**RAW RECORDS:**
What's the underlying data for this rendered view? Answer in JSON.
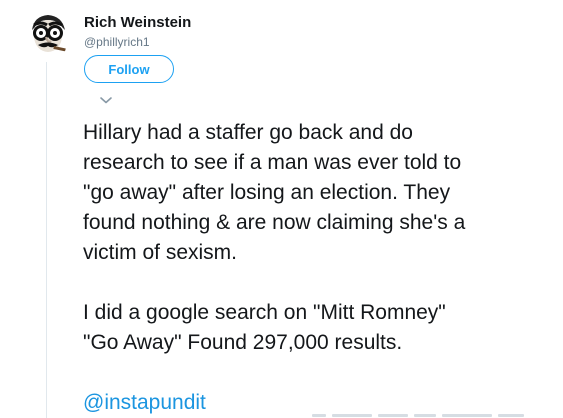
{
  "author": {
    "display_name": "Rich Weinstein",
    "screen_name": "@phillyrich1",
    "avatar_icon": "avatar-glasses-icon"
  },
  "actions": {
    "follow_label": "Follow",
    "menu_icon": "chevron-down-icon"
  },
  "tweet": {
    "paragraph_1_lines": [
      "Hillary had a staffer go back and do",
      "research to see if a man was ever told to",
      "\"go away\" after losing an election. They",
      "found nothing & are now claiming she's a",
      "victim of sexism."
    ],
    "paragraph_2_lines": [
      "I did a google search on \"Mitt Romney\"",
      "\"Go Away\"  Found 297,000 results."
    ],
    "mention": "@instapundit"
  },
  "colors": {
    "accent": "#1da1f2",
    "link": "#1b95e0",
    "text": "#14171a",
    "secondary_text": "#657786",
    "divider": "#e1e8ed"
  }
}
...
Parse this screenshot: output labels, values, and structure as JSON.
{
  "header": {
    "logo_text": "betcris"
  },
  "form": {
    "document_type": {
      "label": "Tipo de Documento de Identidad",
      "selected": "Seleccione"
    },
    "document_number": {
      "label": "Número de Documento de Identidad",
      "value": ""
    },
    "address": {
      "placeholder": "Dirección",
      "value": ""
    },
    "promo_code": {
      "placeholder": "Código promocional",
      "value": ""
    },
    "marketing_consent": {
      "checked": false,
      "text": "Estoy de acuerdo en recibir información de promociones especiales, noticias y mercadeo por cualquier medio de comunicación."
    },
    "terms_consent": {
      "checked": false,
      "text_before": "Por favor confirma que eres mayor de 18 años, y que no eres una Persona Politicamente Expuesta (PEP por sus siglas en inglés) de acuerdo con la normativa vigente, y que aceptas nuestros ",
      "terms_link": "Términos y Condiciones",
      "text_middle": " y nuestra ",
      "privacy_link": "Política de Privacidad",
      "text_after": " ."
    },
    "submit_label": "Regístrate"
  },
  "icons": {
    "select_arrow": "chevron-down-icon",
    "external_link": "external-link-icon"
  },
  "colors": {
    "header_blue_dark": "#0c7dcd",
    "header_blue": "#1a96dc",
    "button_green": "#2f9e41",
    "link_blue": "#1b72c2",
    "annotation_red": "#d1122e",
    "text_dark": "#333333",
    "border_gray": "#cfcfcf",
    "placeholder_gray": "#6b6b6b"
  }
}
==
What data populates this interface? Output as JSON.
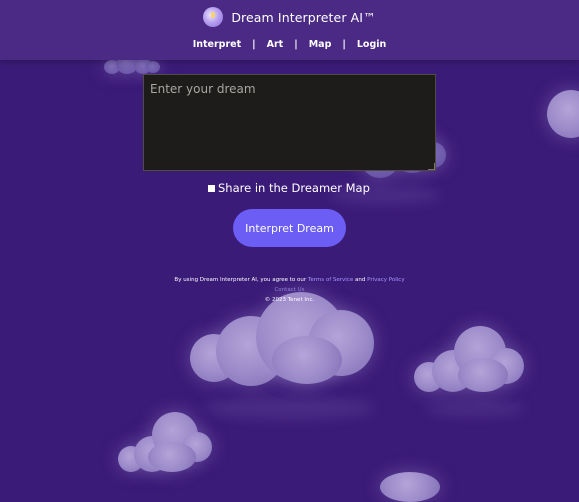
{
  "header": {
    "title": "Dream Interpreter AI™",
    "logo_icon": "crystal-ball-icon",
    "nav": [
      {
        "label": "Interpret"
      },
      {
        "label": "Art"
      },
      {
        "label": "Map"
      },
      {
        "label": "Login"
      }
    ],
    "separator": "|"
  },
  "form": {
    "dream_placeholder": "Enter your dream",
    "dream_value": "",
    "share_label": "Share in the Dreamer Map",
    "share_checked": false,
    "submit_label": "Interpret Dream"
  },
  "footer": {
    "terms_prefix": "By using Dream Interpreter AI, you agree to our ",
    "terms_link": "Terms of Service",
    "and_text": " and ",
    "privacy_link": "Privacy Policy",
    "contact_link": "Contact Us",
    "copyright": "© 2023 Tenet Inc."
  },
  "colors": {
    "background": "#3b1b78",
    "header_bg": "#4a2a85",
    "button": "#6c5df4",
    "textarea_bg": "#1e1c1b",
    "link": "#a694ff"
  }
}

**WHAT YOU HAVE TO DO:**
Show every line of the records above that contains the word "acuerdo".

**RIGHT ANSWER:**
      "text": "Estoy de acuerdo en recibir información de promociones especiales, noticias y mercadeo por cualquier medio de comunicación."
      "text_before": "Por favor confirma que eres mayor de 18 años, y que no eres una Persona Politicamente Expuesta (PEP por sus siglas en inglés) de acuerdo con la normativa vigente, y que aceptas nuestros ",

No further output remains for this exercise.